** begin Data provided **
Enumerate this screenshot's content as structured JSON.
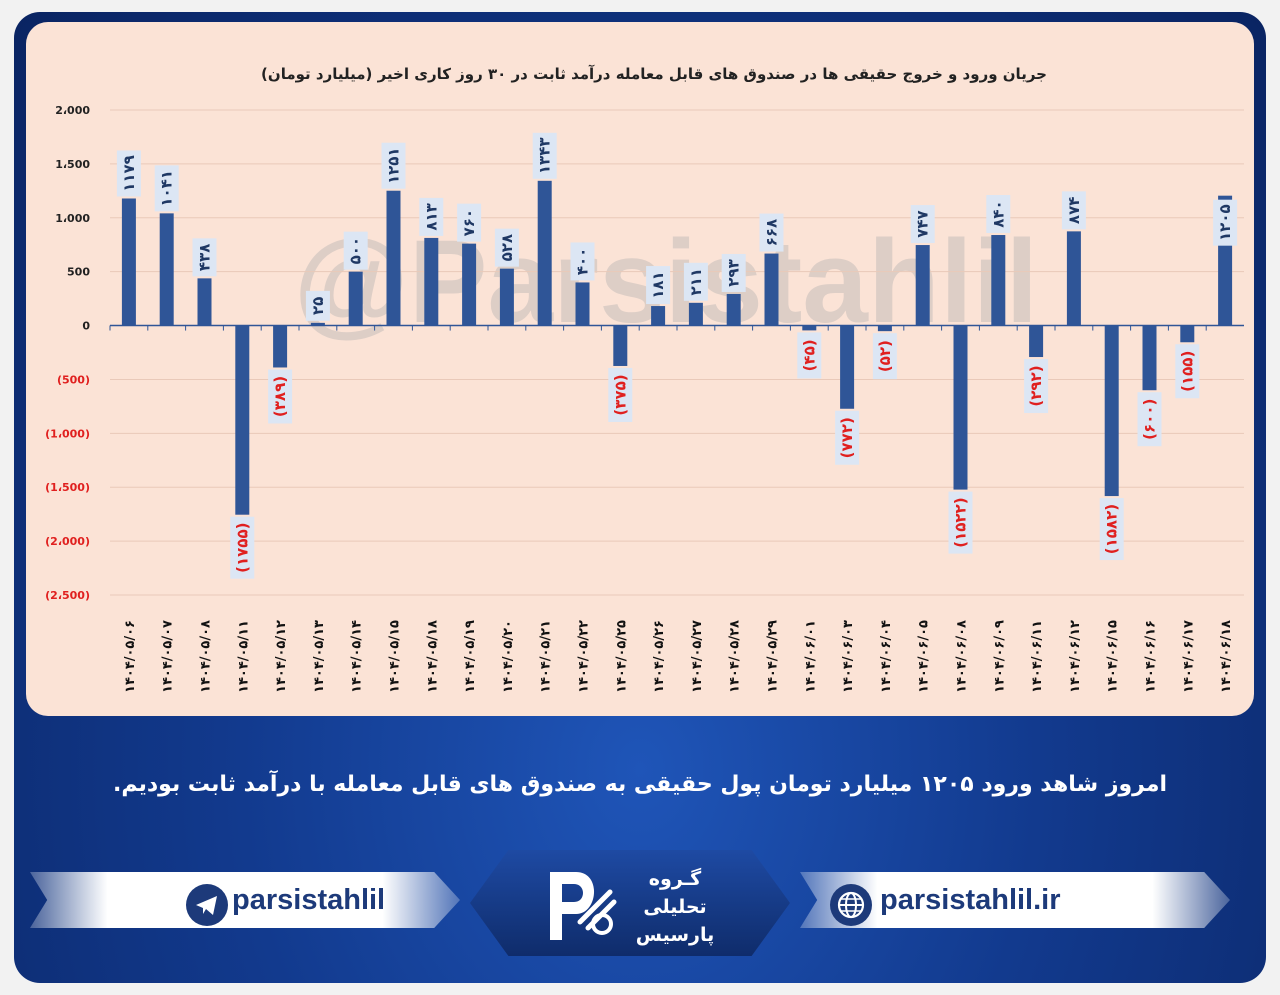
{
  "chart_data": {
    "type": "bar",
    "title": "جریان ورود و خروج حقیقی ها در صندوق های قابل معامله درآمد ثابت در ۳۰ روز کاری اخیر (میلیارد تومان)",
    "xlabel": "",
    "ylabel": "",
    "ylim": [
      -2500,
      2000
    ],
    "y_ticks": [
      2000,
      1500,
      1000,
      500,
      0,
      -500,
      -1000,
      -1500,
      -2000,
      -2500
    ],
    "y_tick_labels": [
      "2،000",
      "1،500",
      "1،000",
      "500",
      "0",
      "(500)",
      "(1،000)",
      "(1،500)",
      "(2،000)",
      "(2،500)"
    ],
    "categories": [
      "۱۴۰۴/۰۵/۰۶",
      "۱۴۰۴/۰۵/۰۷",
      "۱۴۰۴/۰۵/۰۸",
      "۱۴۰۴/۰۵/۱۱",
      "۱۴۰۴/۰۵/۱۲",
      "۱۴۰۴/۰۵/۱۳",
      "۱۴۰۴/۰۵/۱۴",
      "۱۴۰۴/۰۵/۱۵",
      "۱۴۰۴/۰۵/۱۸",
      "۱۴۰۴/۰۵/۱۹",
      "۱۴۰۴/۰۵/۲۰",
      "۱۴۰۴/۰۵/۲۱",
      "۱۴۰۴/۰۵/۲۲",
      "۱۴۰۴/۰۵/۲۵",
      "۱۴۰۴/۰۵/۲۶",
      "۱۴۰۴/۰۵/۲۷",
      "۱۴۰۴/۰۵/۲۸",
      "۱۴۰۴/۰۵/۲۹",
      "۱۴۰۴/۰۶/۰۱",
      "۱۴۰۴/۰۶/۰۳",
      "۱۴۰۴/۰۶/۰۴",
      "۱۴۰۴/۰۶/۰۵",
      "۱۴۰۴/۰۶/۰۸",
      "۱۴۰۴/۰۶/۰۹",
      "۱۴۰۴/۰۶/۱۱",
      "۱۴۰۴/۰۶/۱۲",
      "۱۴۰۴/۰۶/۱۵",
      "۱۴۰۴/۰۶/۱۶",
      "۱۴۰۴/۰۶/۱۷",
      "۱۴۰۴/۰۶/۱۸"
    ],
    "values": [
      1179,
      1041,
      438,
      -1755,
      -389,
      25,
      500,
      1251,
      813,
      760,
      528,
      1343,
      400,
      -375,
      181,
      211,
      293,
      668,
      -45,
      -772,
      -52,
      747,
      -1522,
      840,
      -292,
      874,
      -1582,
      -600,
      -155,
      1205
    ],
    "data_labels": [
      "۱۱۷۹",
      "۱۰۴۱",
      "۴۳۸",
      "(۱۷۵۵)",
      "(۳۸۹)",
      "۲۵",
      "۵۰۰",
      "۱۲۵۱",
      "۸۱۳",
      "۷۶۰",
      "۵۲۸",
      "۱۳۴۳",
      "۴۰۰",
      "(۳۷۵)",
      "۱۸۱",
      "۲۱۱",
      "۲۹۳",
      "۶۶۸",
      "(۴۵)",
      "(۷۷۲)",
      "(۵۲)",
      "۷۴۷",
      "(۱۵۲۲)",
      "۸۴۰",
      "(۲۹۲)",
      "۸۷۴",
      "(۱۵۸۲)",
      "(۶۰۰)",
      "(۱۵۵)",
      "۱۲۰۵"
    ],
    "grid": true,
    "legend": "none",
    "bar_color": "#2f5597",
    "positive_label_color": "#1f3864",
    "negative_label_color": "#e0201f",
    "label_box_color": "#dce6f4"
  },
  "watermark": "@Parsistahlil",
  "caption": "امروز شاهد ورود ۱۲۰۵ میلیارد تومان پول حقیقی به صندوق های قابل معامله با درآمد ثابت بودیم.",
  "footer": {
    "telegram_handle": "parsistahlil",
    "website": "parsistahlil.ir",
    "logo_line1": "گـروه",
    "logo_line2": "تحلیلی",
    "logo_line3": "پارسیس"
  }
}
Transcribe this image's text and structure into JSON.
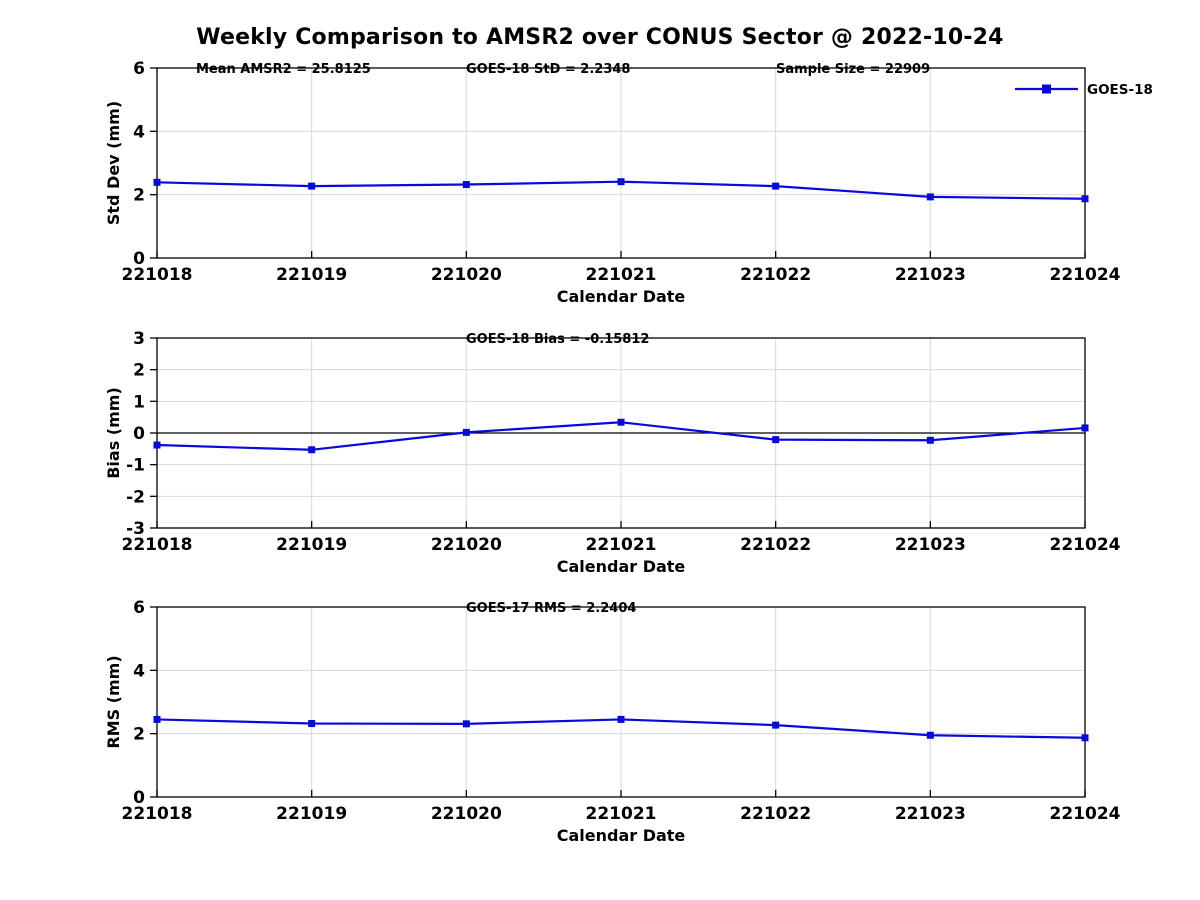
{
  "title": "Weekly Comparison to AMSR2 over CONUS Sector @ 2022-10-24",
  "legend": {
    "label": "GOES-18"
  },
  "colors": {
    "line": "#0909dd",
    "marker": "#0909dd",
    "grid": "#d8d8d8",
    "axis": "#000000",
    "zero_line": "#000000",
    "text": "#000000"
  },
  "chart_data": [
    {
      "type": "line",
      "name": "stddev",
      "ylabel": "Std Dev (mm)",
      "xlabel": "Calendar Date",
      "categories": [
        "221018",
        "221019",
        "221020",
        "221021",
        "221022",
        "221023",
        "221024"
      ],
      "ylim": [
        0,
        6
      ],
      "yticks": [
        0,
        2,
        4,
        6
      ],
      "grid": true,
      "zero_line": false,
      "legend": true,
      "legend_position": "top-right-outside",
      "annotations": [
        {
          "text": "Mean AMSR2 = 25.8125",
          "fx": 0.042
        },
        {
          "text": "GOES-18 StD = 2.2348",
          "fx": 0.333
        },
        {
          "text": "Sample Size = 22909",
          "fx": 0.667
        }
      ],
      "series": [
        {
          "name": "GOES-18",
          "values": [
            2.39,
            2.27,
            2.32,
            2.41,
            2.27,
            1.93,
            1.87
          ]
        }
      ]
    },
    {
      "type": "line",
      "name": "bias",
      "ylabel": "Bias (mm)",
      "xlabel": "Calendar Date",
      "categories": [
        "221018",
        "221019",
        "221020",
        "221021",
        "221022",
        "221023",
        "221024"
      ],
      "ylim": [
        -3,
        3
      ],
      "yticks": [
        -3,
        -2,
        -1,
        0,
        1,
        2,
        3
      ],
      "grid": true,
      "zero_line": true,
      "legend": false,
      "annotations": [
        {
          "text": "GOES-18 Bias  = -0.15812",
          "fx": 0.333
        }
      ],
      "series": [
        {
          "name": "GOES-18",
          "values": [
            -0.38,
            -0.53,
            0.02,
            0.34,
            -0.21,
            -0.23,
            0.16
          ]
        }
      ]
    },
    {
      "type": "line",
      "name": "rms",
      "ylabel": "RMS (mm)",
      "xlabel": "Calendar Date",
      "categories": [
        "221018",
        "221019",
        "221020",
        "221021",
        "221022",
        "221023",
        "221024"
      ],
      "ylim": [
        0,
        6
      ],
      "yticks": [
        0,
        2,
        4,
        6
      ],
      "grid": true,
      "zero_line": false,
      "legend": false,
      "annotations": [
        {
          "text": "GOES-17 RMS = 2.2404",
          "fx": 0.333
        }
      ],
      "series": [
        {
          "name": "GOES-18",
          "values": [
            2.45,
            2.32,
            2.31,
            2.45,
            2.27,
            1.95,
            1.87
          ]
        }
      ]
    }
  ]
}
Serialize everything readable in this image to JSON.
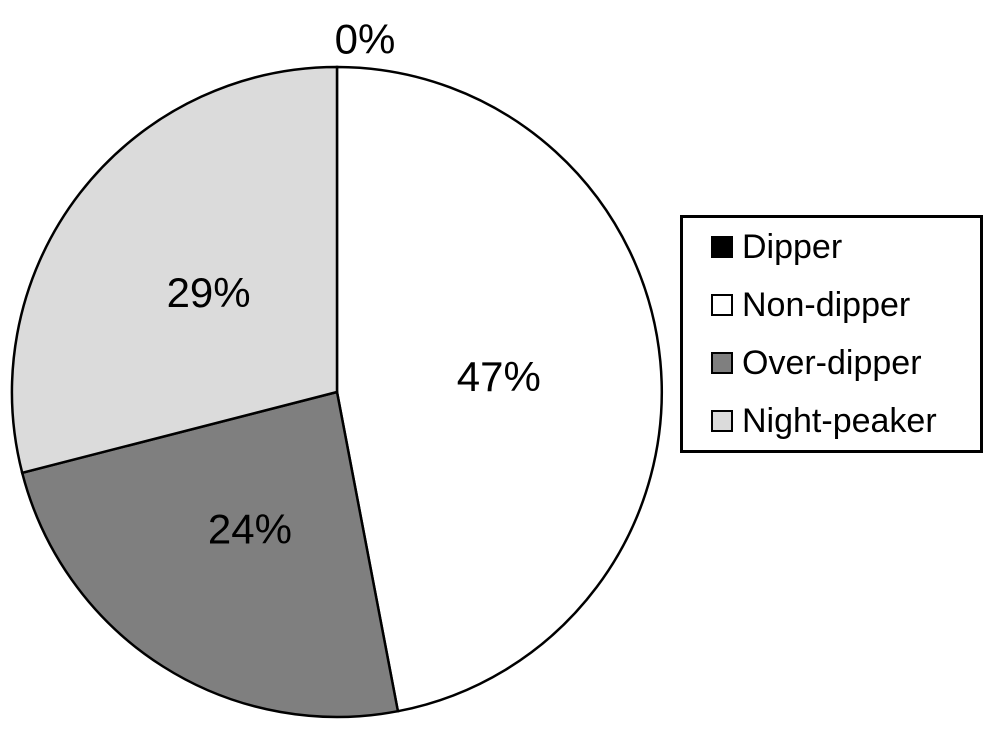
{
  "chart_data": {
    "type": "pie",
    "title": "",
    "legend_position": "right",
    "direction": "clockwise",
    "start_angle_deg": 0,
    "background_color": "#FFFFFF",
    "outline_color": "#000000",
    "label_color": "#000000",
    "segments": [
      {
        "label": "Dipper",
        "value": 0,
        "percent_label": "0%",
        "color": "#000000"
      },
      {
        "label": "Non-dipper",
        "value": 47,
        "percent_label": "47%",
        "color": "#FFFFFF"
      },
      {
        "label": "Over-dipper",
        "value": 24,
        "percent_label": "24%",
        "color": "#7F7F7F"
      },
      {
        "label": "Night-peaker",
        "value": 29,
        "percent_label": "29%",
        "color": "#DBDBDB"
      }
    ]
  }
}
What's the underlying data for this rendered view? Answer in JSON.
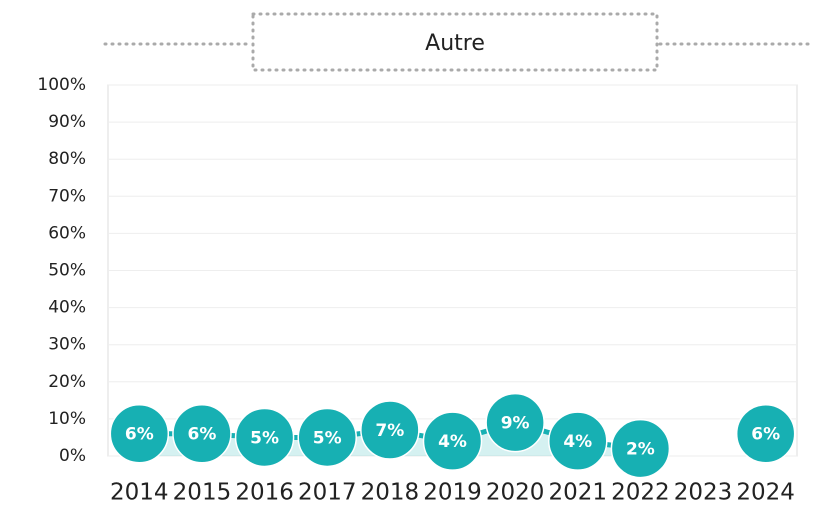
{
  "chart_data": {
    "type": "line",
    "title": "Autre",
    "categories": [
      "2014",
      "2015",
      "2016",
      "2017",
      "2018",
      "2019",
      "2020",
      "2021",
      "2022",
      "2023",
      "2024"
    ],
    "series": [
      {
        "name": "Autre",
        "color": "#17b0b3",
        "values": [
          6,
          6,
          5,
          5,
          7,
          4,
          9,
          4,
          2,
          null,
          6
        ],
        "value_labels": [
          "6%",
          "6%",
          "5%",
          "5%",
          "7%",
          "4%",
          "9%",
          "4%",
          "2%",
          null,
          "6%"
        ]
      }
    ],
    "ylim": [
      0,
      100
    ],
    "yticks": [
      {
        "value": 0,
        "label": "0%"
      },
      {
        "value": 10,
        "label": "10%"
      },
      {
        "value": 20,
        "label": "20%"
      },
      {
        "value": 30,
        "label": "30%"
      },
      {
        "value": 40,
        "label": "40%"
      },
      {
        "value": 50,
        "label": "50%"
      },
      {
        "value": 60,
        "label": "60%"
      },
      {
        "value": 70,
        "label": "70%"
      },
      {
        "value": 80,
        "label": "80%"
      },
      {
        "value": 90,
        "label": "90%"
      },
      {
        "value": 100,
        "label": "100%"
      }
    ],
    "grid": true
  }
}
** end Data provided **
▸ **The exercise**
Pick out all the lines with the word "درآمد" in them and copy them.

▸ **Result of the exercise**
    "title": "جریان ورود و خروج حقیقی ها در صندوق های قابل معامله درآمد ثابت در ۳۰ روز کاری اخیر (میلیارد تومان)",
  "caption": "امروز شاهد ورود ۱۲۰۵ میلیارد تومان پول حقیقی به صندوق های قابل معامله با درآمد ثابت بودیم.",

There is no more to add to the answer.